Scan the material and copy every line in which "году" appears.

[Data entries]
§ §
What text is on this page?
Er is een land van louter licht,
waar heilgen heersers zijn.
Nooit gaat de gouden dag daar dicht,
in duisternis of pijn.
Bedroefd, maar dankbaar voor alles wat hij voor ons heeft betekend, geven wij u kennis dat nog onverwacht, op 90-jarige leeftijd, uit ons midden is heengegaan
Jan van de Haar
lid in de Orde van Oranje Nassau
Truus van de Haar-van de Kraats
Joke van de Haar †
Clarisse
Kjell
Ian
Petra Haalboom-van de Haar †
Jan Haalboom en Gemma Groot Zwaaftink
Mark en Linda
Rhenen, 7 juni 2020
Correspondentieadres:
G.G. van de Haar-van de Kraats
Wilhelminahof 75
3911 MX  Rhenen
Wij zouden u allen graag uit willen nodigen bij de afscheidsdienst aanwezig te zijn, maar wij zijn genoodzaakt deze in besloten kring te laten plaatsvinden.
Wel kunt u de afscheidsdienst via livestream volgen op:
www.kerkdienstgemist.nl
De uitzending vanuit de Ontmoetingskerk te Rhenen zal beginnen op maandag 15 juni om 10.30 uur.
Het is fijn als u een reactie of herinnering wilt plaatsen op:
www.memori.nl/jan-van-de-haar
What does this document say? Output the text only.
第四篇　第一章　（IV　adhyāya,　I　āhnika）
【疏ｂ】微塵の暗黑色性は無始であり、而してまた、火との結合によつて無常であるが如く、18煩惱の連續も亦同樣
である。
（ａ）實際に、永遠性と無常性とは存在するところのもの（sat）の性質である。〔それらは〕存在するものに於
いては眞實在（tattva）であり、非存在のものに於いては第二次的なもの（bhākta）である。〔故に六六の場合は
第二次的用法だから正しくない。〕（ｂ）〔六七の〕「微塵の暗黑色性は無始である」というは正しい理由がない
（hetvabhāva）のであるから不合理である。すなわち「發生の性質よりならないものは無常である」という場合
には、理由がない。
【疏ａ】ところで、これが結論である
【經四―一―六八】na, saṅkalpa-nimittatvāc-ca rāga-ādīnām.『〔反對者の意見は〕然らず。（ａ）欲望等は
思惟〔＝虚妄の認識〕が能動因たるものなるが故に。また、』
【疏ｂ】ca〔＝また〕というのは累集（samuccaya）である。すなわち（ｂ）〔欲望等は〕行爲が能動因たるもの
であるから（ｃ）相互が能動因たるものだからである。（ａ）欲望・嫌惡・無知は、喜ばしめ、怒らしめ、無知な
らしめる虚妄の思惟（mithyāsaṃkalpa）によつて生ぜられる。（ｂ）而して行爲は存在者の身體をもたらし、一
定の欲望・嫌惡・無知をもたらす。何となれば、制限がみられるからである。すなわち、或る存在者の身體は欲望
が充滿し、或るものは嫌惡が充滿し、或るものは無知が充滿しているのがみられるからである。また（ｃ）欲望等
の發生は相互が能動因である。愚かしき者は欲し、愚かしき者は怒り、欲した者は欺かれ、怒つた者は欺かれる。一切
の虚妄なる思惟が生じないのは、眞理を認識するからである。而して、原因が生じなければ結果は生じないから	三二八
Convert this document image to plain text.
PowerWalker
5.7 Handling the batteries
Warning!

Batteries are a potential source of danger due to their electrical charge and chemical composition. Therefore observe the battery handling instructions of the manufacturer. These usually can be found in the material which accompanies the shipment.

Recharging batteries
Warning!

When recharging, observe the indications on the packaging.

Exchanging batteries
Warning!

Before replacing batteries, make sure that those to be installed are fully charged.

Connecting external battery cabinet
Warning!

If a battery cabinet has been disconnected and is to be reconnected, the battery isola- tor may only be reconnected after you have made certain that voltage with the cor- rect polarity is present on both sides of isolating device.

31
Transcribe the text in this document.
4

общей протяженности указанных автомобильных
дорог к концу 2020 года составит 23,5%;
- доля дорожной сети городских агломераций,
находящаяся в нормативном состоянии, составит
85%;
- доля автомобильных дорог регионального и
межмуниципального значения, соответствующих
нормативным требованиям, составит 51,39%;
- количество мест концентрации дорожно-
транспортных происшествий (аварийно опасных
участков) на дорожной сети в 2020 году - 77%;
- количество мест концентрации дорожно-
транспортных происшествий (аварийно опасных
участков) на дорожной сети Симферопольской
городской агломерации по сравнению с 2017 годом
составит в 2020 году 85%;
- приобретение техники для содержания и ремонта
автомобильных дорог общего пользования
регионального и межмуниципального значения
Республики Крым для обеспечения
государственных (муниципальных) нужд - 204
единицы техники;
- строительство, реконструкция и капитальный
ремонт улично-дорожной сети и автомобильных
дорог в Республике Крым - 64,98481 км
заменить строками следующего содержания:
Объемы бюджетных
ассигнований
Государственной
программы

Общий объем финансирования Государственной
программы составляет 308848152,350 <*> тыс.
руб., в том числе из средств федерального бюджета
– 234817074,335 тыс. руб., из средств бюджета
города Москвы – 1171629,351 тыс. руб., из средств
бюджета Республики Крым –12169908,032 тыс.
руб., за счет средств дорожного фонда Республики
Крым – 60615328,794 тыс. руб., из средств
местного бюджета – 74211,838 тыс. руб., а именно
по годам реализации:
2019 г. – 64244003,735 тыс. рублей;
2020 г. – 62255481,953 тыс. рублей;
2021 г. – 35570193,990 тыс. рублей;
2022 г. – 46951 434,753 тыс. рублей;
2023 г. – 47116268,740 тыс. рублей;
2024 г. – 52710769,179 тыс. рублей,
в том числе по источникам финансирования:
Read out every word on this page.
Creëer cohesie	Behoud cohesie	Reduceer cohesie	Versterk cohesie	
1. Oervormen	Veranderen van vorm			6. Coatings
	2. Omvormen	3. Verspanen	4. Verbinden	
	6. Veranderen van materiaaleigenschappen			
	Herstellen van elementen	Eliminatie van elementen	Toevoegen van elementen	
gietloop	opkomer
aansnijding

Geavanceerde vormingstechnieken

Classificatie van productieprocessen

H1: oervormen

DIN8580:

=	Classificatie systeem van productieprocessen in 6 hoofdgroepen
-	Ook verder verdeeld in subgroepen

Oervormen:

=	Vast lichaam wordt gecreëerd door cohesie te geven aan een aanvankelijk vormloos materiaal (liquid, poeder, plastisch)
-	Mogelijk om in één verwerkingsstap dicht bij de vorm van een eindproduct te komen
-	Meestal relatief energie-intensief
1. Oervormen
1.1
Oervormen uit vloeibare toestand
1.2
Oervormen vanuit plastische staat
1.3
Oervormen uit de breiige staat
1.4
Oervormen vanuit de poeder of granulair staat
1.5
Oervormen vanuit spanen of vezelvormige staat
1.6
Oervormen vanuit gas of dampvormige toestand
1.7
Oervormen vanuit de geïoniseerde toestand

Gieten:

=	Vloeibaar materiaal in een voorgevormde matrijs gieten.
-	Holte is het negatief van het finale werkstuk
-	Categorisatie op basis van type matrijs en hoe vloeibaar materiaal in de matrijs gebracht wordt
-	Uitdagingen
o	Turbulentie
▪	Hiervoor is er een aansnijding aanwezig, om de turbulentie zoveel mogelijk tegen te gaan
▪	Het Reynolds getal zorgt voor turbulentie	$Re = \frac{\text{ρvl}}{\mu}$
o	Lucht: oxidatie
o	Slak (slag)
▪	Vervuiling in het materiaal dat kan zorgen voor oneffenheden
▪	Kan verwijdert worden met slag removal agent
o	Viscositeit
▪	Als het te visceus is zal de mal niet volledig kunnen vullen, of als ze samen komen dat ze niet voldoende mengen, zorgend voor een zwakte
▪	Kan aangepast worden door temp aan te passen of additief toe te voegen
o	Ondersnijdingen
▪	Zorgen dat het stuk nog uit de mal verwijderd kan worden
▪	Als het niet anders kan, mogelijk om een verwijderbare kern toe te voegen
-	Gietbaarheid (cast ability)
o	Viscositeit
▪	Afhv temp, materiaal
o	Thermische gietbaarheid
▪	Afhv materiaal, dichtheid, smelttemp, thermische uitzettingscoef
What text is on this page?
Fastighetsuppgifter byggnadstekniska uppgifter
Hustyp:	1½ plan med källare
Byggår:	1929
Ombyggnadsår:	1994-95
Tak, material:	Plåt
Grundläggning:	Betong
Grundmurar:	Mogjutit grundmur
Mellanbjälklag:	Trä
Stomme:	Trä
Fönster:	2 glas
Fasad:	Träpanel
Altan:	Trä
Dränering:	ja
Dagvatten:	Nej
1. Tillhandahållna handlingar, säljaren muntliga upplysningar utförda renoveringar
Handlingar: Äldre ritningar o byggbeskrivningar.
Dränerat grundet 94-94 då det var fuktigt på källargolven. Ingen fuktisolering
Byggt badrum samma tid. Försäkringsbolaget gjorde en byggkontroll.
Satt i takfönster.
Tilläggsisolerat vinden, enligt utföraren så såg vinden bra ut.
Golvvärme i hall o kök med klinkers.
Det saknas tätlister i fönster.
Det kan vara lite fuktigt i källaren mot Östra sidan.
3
§ §
## [Reply]
участков) на дорожной сети в 2020 году - 77%;
составит в 2020 году 85%;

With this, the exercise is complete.